▶ [Requirements] Copy the records from the line containing "bar bbox=[11, 28, 590, 56]" through the line containing "List UI elements", swapping "y-tick-label" for "category-label" and leaving everything else unchanged. Omit the pictures from your copy.

▶ [Records shown]
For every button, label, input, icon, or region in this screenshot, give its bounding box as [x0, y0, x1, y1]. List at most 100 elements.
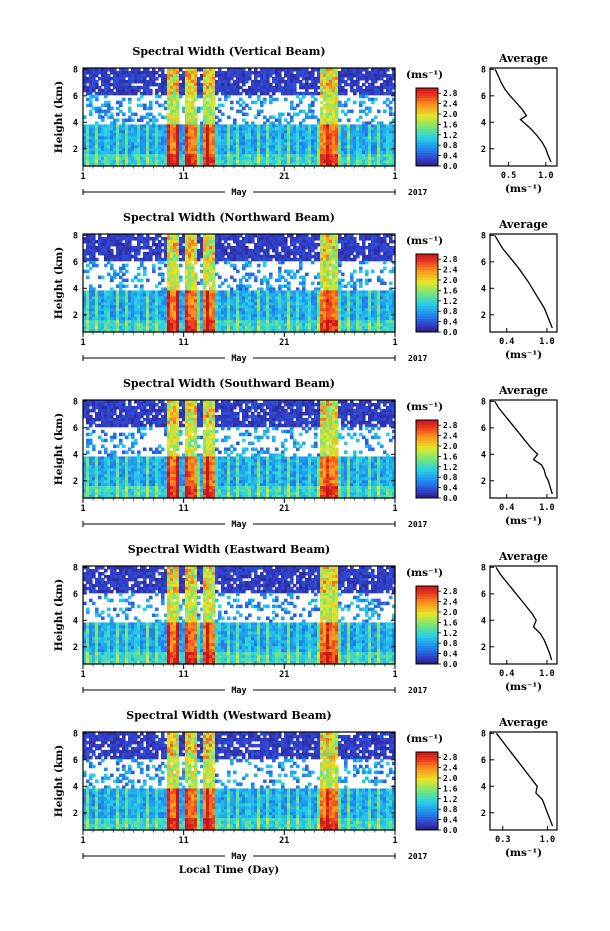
- heatmap-cell: [218, 85, 222, 90]
- heatmap-cell: [308, 320, 312, 324]
- heatmap-cell: [275, 151, 279, 155]
- heatmap-cell: [125, 73, 129, 78]
- heatmap-cell: [167, 124, 171, 128]
- heatmap-cell: [224, 148, 228, 152]
- heatmap-cell: [134, 236, 138, 241]
- heatmap-cell: [236, 293, 240, 297]
- heatmap-cell: [110, 242, 114, 247]
- heatmap-cell: [254, 248, 258, 253]
- heatmap-cell: [179, 329, 183, 333]
- heatmap-cell: [293, 160, 297, 164]
- heatmap-cell: [95, 151, 99, 155]
- heatmap-cell: [371, 85, 375, 90]
- heatmap-cell: [134, 88, 138, 93]
- heatmap-cell: [89, 163, 93, 167]
- heatmap-cell: [323, 290, 327, 294]
- heatmap-cell: [188, 317, 192, 321]
- heatmap-cell: [305, 254, 309, 259]
- heatmap-cell: [95, 70, 99, 75]
- heatmap-cell: [113, 293, 117, 297]
- heatmap-cell: [179, 302, 183, 306]
- heatmap-cell: [188, 260, 192, 265]
- heatmap-cell: [329, 100, 333, 105]
- heatmap-cell: [269, 145, 273, 149]
- heatmap-cell: [236, 248, 240, 253]
- heatmap-cell: [128, 308, 132, 312]
- heatmap-cell: [128, 290, 132, 294]
- heatmap-cell: [323, 139, 327, 143]
- heatmap-cell: [167, 272, 171, 277]
- heatmap-cell: [209, 245, 213, 250]
- heatmap-cell: [365, 88, 369, 93]
- heatmap-cell: [272, 236, 276, 241]
- heatmap-cell: [203, 136, 207, 140]
- heatmap-cell: [257, 299, 261, 303]
- heatmap-cell: [233, 323, 237, 327]
- heatmap-cell: [107, 133, 111, 137]
- heatmap-cell: [152, 299, 156, 303]
- heatmap-cell: [200, 106, 204, 111]
- heatmap-cell: [335, 118, 339, 123]
- heatmap-cell: [332, 136, 336, 140]
- heatmap-cell: [149, 145, 153, 149]
- heatmap-cell: [290, 236, 294, 241]
- heatmap-cell: [272, 160, 276, 164]
- heatmap-cell: [320, 130, 324, 134]
- heatmap-cell: [89, 97, 93, 102]
- heatmap-cell: [365, 133, 369, 137]
- heatmap-cell: [263, 311, 267, 315]
- heatmap-cell: [326, 130, 330, 134]
- heatmap-cell: [140, 130, 144, 134]
- heatmap-cell: [140, 296, 144, 300]
- heatmap-cell: [284, 254, 288, 259]
- heatmap-cell: [251, 136, 255, 140]
- heatmap-cell: [182, 145, 186, 149]
- heatmap-cell: [365, 127, 369, 131]
- heatmap-cell: [194, 254, 198, 259]
- heatmap-cell: [125, 145, 129, 149]
- heatmap-cell: [332, 124, 336, 128]
- heatmap-cell: [116, 251, 120, 256]
- heatmap-cell: [329, 317, 333, 321]
- heatmap-cell: [329, 154, 333, 158]
- heatmap-cell: [185, 314, 189, 318]
- heatmap-cell: [251, 121, 255, 126]
- heatmap-cell: [125, 91, 129, 96]
- heatmap-cell: [194, 275, 198, 280]
- heatmap-cell: [104, 127, 108, 131]
- heatmap-cell: [149, 299, 153, 303]
- heatmap-cell: [332, 109, 336, 114]
- heatmap-cell: [275, 239, 279, 244]
- heatmap-cell: [92, 308, 96, 312]
- heatmap-cell: [314, 148, 318, 152]
- heatmap-cell: [155, 314, 159, 318]
- heatmap-cell: [179, 91, 183, 96]
- heatmap-cell: [146, 311, 150, 315]
- heatmap-cell: [359, 148, 363, 152]
- heatmap-cell: [170, 254, 174, 259]
- heatmap-cell: [155, 302, 159, 306]
- heatmap-cell: [287, 88, 291, 93]
- heatmap-cell: [104, 151, 108, 155]
- heatmap-cell: [323, 251, 327, 256]
- heatmap-cell: [332, 88, 336, 93]
- heatmap-cell: [359, 163, 363, 167]
- heatmap-cell: [305, 157, 309, 161]
- heatmap-cell: [83, 163, 87, 167]
- heatmap-cell: [167, 145, 171, 149]
- heatmap-cell: [263, 76, 267, 81]
- heatmap-cell: [128, 115, 132, 120]
- heatmap-cell: [245, 121, 249, 126]
- heatmap-cell: [272, 136, 276, 140]
- heatmap-cell: [182, 323, 186, 327]
- heatmap-cell: [116, 299, 120, 303]
- heatmap-cell: [386, 160, 390, 164]
- heatmap-cell: [317, 320, 321, 324]
- heatmap-cell: [209, 296, 213, 300]
- heatmap-cell: [356, 148, 360, 152]
- heatmap-cell: [140, 163, 144, 167]
- heatmap-cell: [137, 148, 141, 152]
- heatmap-cell: [167, 100, 171, 105]
- heatmap-cell: [188, 236, 192, 241]
- heatmap-cell: [176, 151, 180, 155]
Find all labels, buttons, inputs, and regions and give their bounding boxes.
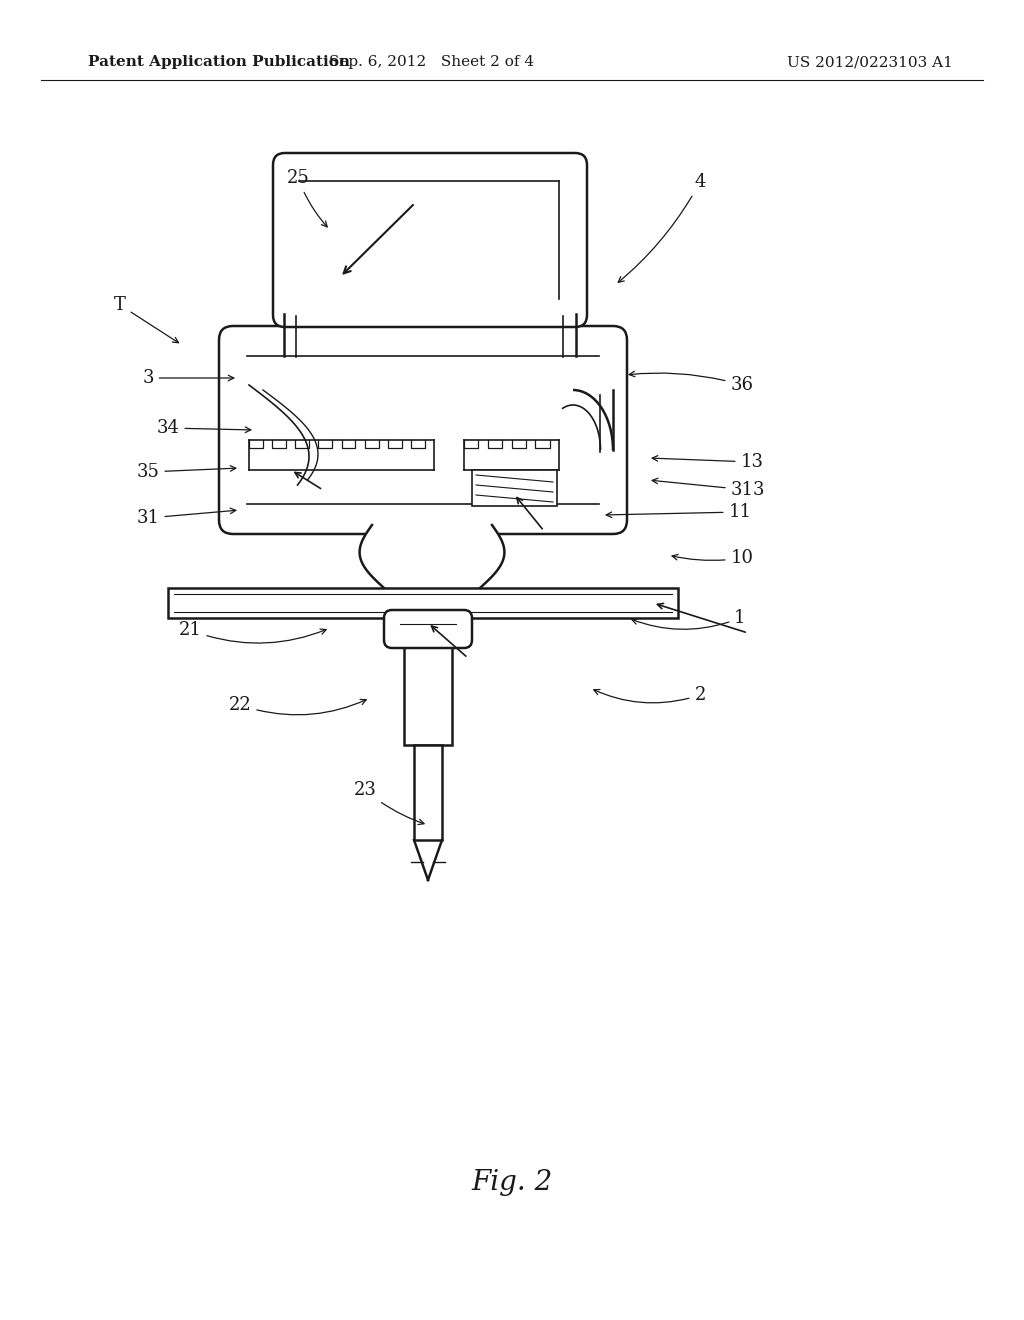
- Text: 3: 3: [142, 370, 233, 387]
- Text: Patent Application Publication: Patent Application Publication: [88, 55, 350, 69]
- Text: 1: 1: [632, 609, 745, 630]
- Text: US 2012/0223103 A1: US 2012/0223103 A1: [787, 55, 953, 69]
- Text: 22: 22: [228, 696, 367, 715]
- Text: 13: 13: [652, 453, 764, 471]
- FancyBboxPatch shape: [384, 610, 472, 648]
- Text: 25: 25: [287, 169, 328, 227]
- FancyBboxPatch shape: [219, 326, 627, 535]
- Text: 31: 31: [136, 508, 236, 527]
- Text: 11: 11: [606, 503, 752, 521]
- Bar: [472, 470, 557, 506]
- Polygon shape: [359, 525, 505, 587]
- Text: 313: 313: [652, 478, 765, 499]
- Text: 34: 34: [157, 418, 251, 437]
- Text: 21: 21: [178, 620, 326, 643]
- Text: 35: 35: [136, 463, 236, 480]
- Bar: [168, 587, 678, 618]
- Text: Fig. 2: Fig. 2: [471, 1168, 553, 1196]
- Text: 36: 36: [629, 371, 754, 393]
- Text: 10: 10: [672, 549, 754, 568]
- Text: 23: 23: [353, 781, 424, 825]
- Bar: [404, 640, 452, 744]
- Text: T: T: [114, 296, 178, 343]
- Text: Sep. 6, 2012   Sheet 2 of 4: Sep. 6, 2012 Sheet 2 of 4: [330, 55, 535, 69]
- Text: 2: 2: [594, 686, 706, 704]
- Text: 4: 4: [618, 173, 706, 282]
- FancyBboxPatch shape: [273, 153, 587, 327]
- Bar: [414, 744, 442, 840]
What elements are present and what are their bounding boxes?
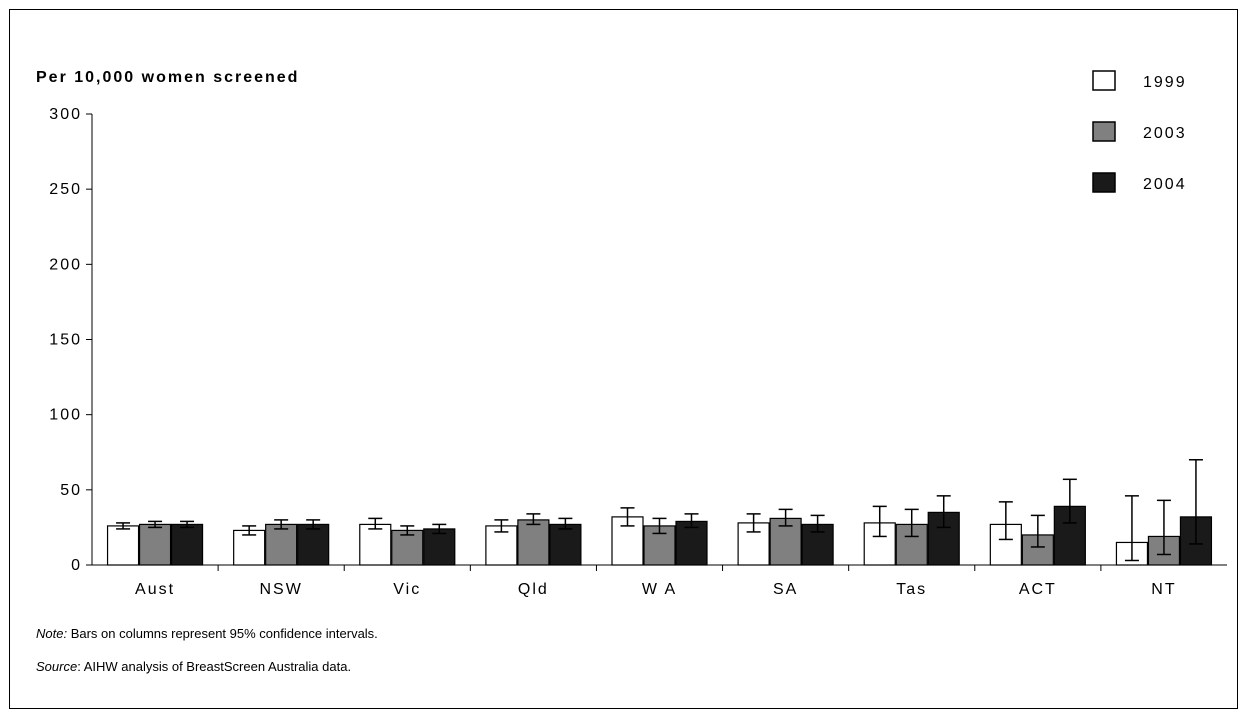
y-tick-label: 150 (49, 332, 82, 349)
x-tick-label: Tas (896, 581, 927, 598)
legend-label: 2003 (1143, 125, 1187, 142)
legend-swatch (1092, 172, 1116, 193)
y-tick-label: 250 (49, 181, 82, 198)
bar (611, 516, 644, 566)
x-tick-label: SA (773, 581, 798, 598)
y-tick-label: 0 (71, 557, 82, 574)
x-tick-label: Qld (518, 581, 549, 598)
bar (106, 525, 140, 566)
bar (517, 519, 550, 566)
note-line: Note: Bars on columns represent 95% conf… (36, 626, 378, 641)
source-text: : AIHW analysis of BreastScreen Australi… (77, 659, 352, 674)
y-tick-label: 200 (49, 256, 82, 273)
x-tick-label: NT (1151, 581, 1176, 598)
source-label: Source (36, 659, 78, 674)
bar (675, 520, 708, 566)
bars (106, 459, 1213, 566)
bar (423, 528, 456, 566)
bar (170, 523, 204, 566)
y-tick-label: 100 (49, 407, 82, 424)
note-text: Bars on columns represent 95% confidence… (67, 626, 378, 641)
legend-label: 2004 (1143, 176, 1187, 193)
bar (265, 523, 298, 566)
legend-swatch (1092, 121, 1116, 142)
x-tick-label: ACT (1019, 581, 1057, 598)
legend-label: 1999 (1143, 74, 1187, 91)
figure-frame (9, 9, 1238, 709)
x-tick-label: NSW (260, 581, 303, 598)
bar (359, 523, 392, 566)
y-tick-label: 50 (60, 482, 82, 499)
bar (297, 523, 330, 566)
source-line: Source: AIHW analysis of BreastScreen Au… (36, 659, 351, 674)
x-tick-label: Vic (393, 581, 421, 598)
x-tick-label: Aust (135, 581, 175, 598)
y-tick-label: 300 (49, 106, 82, 123)
legend-swatch (1092, 70, 1116, 91)
y-axis-title: Per 10,000 women screened (36, 69, 299, 86)
legend: 1999 2003 2004 (1092, 70, 1187, 193)
bar (549, 523, 582, 566)
note-label: Note: (36, 626, 68, 641)
bar (391, 529, 424, 566)
axes: 0 50 100 150 200 250 300 Aust NSW Vic Qld W A SA Tas A… (49, 106, 1227, 598)
x-tick-label: W A (642, 581, 677, 598)
bar (233, 529, 266, 566)
bar (138, 523, 172, 566)
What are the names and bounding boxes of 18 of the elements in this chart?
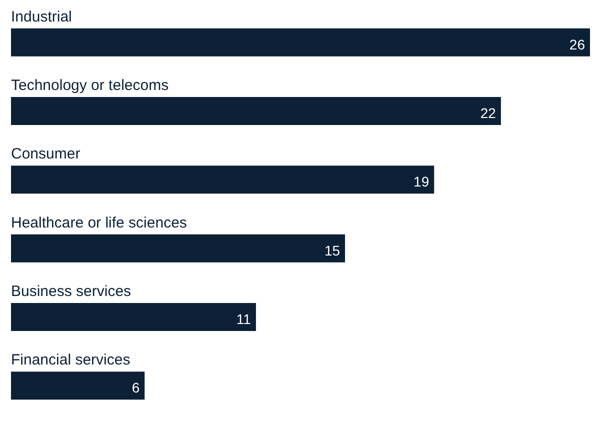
bar bbox=[11, 28, 590, 56]
bar bbox=[11, 97, 501, 125]
y-tick-label: Technology or telecoms bbox=[11, 77, 169, 94]
data-label: 19 bbox=[414, 174, 430, 190]
data-label: 11 bbox=[236, 311, 252, 327]
bar bbox=[11, 372, 145, 400]
data-label: 26 bbox=[569, 36, 586, 52]
y-tick-label: Industrial bbox=[11, 8, 72, 26]
y-tick-label: Business services bbox=[11, 283, 132, 300]
y-tick-label: Healthcare or life sciences bbox=[11, 214, 187, 232]
bar bbox=[11, 234, 346, 262]
y-tick-label: Financial services bbox=[11, 352, 130, 369]
bar bbox=[11, 303, 256, 331]
data-label: 15 bbox=[324, 242, 340, 258]
data-label: 6 bbox=[132, 380, 140, 396]
bar bbox=[11, 166, 434, 194]
data-label: 22 bbox=[480, 105, 496, 121]
y-tick-label: Consumer bbox=[11, 146, 80, 163]
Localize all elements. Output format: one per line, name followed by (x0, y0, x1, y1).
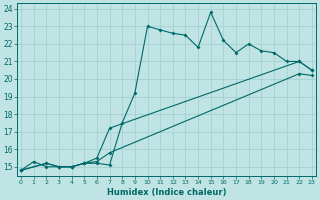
X-axis label: Humidex (Indice chaleur): Humidex (Indice chaleur) (107, 188, 226, 197)
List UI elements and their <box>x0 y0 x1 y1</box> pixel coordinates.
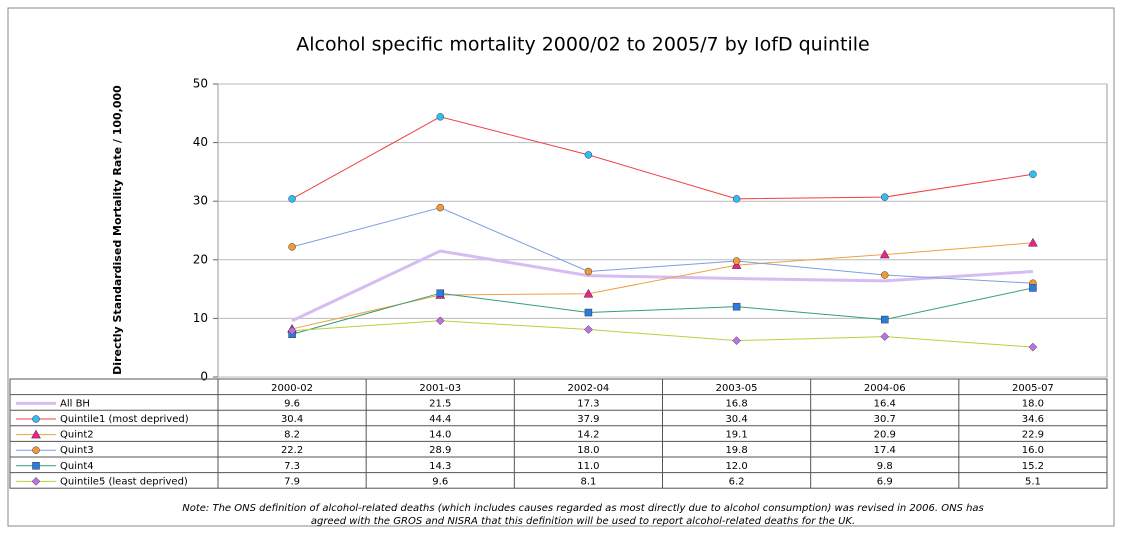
table-cell: 17.3 <box>577 398 599 409</box>
legend-label: Quintile1 (most deprived) <box>60 414 189 425</box>
table-cell: 37.9 <box>577 414 599 425</box>
table-cell: 22.9 <box>1022 430 1044 441</box>
x-tick-label: 2005-07 <box>1012 383 1054 394</box>
marker <box>436 113 444 121</box>
series-line <box>291 287 1034 335</box>
y-tick-label: 50 <box>193 77 208 91</box>
marker <box>287 326 297 336</box>
table-cell: 15.2 <box>1022 461 1044 472</box>
y-tick-label: 40 <box>193 135 208 149</box>
table-cell: 19.8 <box>725 445 747 456</box>
table-cell: 44.4 <box>429 414 451 425</box>
table-cell: 7.9 <box>284 476 300 487</box>
table-cell: 19.1 <box>725 430 747 441</box>
marker <box>31 429 41 439</box>
series-line <box>291 207 1033 284</box>
table-cell: 28.9 <box>429 445 451 456</box>
marker <box>881 271 889 279</box>
marker <box>31 477 41 486</box>
y-tick-label: 0 <box>200 370 208 384</box>
table-cell: 34.6 <box>1022 414 1044 425</box>
legend-label: Quint3 <box>60 445 94 456</box>
table-cell: 12.0 <box>725 461 747 472</box>
x-tick-label: 2004-06 <box>864 383 906 394</box>
x-tick-label: 2003-05 <box>716 383 758 394</box>
series-line <box>292 320 1033 348</box>
table-cell: 14.2 <box>577 430 599 441</box>
note: agreed with the GROS and NISRA that this… <box>311 516 855 527</box>
marker <box>732 302 741 311</box>
table-cell: 16.0 <box>1022 445 1044 456</box>
marker <box>881 193 889 201</box>
marker <box>1029 170 1037 178</box>
table-cell: 9.8 <box>877 461 893 472</box>
series-line <box>291 249 1034 323</box>
marker <box>32 462 40 470</box>
y-tick-label: 10 <box>193 311 208 325</box>
table-cell: 30.4 <box>281 414 303 425</box>
marker <box>879 249 890 259</box>
table-cell: 6.2 <box>729 476 745 487</box>
plot-area <box>217 83 1108 378</box>
marker <box>584 308 593 317</box>
legend-label: Quint2 <box>60 430 94 441</box>
series-line <box>291 116 1033 200</box>
marker <box>584 325 593 334</box>
series-line <box>291 242 1033 330</box>
table-cell: 7.3 <box>284 461 300 472</box>
legend-label: Quint4 <box>60 461 94 472</box>
table-cell: 16.8 <box>725 398 747 409</box>
x-tick-label: 2002-04 <box>568 383 610 394</box>
table-cell: 8.1 <box>580 476 596 487</box>
marker <box>1028 342 1038 352</box>
table-cell: 16.4 <box>874 398 896 409</box>
table-cell: 21.5 <box>429 398 451 409</box>
table-cell: 18.0 <box>577 445 599 456</box>
chart-title: Alcohol specific mortality 2000/02 to 20… <box>296 34 870 56</box>
table-cell: 11.0 <box>577 461 599 472</box>
note: Note: The ONS definition of alcohol-rela… <box>182 503 984 514</box>
marker <box>288 243 296 251</box>
y-tick-label: 20 <box>193 252 208 266</box>
table-cell: 14.3 <box>429 461 451 472</box>
table-cell: 9.6 <box>432 476 448 487</box>
table-cell: 14.0 <box>429 430 451 441</box>
x-tick-label: 2000-02 <box>271 383 313 394</box>
table-cell: 9.6 <box>284 398 300 409</box>
marker <box>881 315 889 324</box>
marker <box>288 195 296 203</box>
marker <box>584 267 593 276</box>
table-cell: 17.4 <box>874 445 896 456</box>
marker <box>436 289 444 297</box>
table-cell: 22.2 <box>281 445 303 456</box>
table-cell: 30.4 <box>725 414 747 425</box>
table-cell: 5.1 <box>1025 476 1041 487</box>
marker <box>1029 284 1037 292</box>
marker <box>732 257 741 265</box>
table-cell: 30.7 <box>874 414 896 425</box>
marker <box>435 316 445 326</box>
y-axis-label: Directly Standardised Mortality Rate / 1… <box>111 85 124 375</box>
marker <box>732 195 741 203</box>
legend-label: Quintile5 (least deprived) <box>60 476 188 487</box>
table-cell: 8.2 <box>284 430 300 441</box>
table-cell: 18.0 <box>1022 398 1044 409</box>
marker <box>436 203 444 212</box>
marker <box>32 446 40 454</box>
legend-label: All BH <box>60 398 90 409</box>
marker <box>584 151 593 159</box>
marker <box>1027 237 1038 247</box>
table-cell: 20.9 <box>874 430 896 441</box>
table-cell: 6.9 <box>877 476 893 487</box>
marker <box>880 332 890 341</box>
marker <box>583 288 594 298</box>
y-tick-label: 30 <box>193 194 208 208</box>
marker <box>32 415 40 423</box>
x-tick-label: 2001-03 <box>419 383 461 394</box>
marker <box>732 336 741 346</box>
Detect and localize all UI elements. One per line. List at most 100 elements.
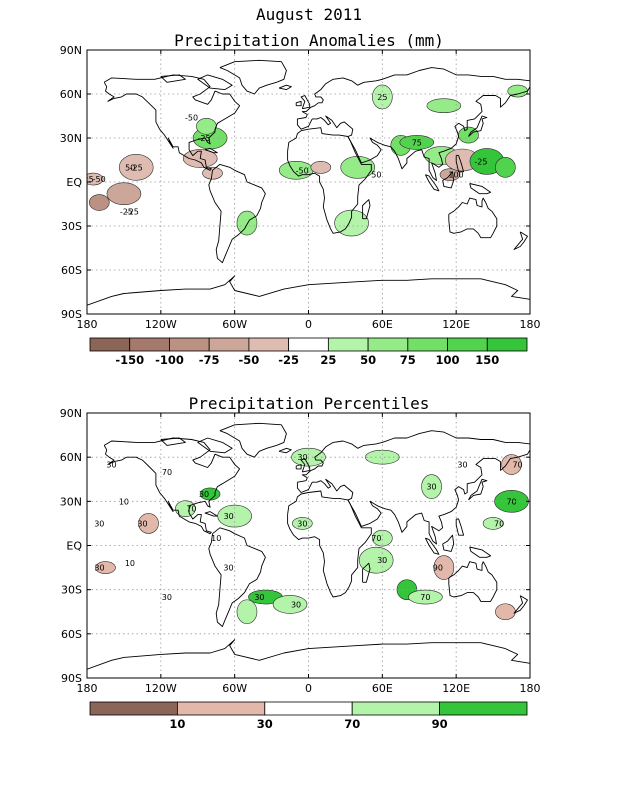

▶ [Result]
bar bbox=[11, 28, 590, 56]
bar bbox=[11, 97, 501, 125]
category-label: Technology or telecoms bbox=[11, 77, 169, 94]
data-label: 19 bbox=[414, 174, 430, 190]
data-label: 11 bbox=[236, 311, 252, 327]
bar bbox=[11, 372, 145, 400]
data-label: 26 bbox=[569, 36, 586, 52]
category-label: Industrial bbox=[11, 8, 72, 26]
category-label: Business services bbox=[11, 283, 132, 300]
category-label: Healthcare or life sciences bbox=[11, 214, 187, 232]
bar bbox=[11, 234, 346, 262]
category-label: Financial services bbox=[11, 352, 130, 369]
bar bbox=[11, 303, 256, 331]
data-label: 15 bbox=[324, 242, 340, 258]
data-label: 6 bbox=[132, 380, 140, 396]
bar bbox=[11, 166, 434, 194]
data-label: 22 bbox=[480, 105, 496, 121]
category-label: Consumer bbox=[11, 146, 80, 163]
Localize all elements. Output format: one per line, name followed by (x0, y0, x1, y1).
X-axis label: Humidex (Indice chaleur): Humidex (Indice chaleur) (107, 188, 226, 197)
List UI elements and their <box>x0 y0 x1 y1</box> pixel coordinates.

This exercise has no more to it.